Structured figure records
::::
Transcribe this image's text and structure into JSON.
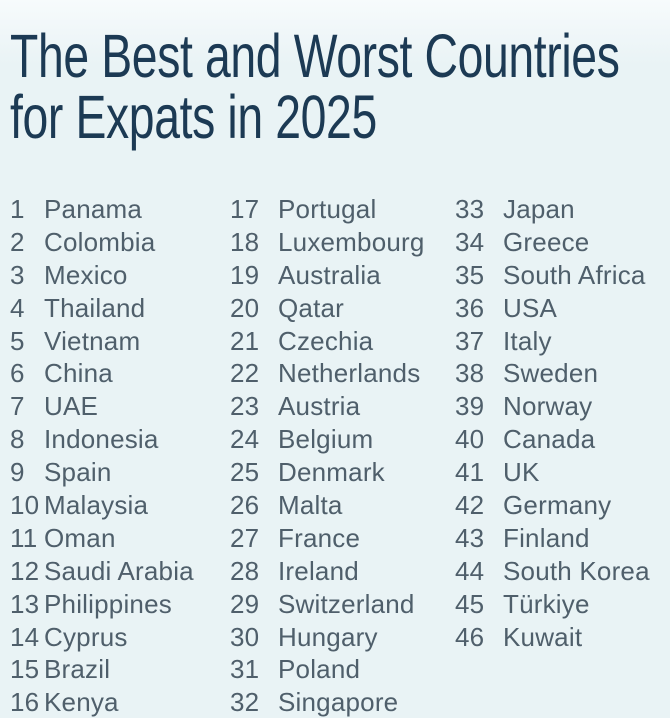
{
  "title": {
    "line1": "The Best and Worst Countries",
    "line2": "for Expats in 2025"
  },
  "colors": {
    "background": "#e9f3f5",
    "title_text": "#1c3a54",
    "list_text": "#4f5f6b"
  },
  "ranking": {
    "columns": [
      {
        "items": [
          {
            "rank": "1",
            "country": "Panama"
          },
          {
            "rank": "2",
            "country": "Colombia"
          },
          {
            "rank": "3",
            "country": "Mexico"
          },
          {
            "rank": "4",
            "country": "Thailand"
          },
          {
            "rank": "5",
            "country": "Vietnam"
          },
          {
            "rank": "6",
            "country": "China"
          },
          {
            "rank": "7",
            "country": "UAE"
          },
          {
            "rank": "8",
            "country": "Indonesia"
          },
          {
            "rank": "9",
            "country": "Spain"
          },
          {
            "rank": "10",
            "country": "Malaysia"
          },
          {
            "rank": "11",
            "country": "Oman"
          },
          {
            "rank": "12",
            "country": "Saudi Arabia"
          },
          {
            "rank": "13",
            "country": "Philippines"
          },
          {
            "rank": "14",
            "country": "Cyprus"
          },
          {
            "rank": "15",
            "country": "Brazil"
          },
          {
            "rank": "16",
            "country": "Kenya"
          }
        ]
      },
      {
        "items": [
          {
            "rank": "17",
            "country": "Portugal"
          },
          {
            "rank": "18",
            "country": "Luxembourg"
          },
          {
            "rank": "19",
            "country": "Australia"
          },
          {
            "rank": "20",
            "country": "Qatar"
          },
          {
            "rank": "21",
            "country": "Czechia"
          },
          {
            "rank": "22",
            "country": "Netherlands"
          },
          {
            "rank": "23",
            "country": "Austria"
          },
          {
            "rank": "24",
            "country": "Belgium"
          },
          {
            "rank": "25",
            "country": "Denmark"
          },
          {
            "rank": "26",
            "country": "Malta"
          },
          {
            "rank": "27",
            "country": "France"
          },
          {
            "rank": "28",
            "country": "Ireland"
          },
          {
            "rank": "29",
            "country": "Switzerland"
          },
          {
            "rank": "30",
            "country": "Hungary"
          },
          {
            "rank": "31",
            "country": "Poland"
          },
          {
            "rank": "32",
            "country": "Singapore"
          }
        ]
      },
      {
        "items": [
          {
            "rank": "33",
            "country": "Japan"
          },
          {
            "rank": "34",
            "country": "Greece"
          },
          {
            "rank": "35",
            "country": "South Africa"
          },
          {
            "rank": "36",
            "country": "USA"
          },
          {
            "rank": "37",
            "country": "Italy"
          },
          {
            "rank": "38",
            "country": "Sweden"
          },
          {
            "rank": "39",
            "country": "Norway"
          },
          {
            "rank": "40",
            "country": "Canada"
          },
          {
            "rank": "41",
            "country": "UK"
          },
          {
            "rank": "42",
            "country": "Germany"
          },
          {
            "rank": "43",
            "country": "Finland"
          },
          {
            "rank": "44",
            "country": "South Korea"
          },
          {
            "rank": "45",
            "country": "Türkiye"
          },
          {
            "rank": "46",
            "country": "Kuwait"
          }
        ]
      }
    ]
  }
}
::::
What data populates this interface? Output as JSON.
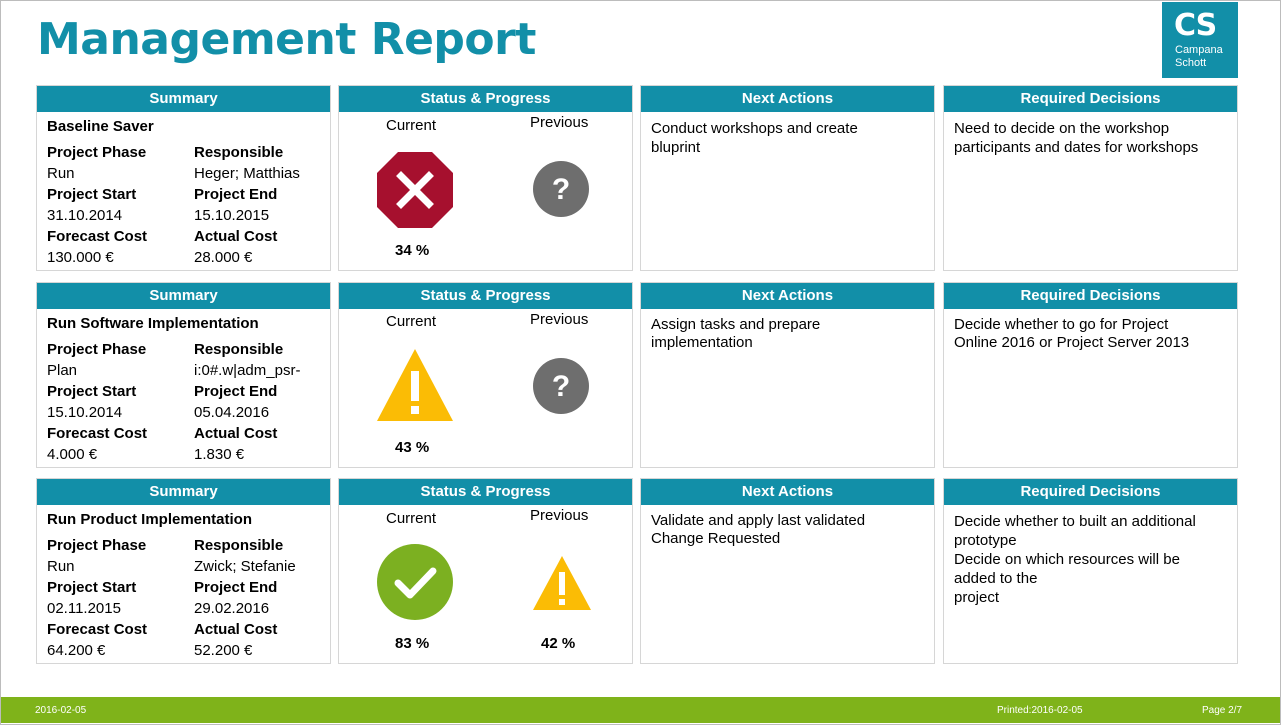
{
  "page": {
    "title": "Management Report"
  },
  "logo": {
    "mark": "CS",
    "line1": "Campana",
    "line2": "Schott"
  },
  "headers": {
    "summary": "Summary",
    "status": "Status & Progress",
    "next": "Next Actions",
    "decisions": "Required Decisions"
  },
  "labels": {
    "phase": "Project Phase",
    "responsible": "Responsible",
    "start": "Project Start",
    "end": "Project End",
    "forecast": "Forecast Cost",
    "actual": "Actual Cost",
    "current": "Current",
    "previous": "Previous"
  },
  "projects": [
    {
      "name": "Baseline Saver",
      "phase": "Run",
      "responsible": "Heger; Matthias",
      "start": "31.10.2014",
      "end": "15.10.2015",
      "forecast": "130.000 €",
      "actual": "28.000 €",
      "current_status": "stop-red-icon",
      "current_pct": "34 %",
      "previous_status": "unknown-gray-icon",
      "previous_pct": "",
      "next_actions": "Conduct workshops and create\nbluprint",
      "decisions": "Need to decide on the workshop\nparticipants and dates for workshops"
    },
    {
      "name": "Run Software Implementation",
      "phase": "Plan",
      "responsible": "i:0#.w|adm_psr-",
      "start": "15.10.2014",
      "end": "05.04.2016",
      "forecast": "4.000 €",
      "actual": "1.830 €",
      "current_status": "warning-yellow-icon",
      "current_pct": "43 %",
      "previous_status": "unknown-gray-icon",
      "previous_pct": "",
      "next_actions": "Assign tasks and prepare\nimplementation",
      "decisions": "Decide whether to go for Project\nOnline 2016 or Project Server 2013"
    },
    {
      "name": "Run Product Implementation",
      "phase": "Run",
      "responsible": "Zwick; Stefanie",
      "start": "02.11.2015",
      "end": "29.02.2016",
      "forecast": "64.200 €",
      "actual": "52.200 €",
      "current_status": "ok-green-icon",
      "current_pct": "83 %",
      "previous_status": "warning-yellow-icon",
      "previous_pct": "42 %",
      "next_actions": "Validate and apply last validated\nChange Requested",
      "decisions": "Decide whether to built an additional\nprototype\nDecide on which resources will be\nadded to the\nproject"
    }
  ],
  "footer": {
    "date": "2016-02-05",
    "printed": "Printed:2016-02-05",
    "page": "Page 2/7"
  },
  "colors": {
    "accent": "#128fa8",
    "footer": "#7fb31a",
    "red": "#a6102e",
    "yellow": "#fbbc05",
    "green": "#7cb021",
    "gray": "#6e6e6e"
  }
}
::::
Problem to work on.
Count all lines of the data that include "whether". The answer is the number alone.

Result.
2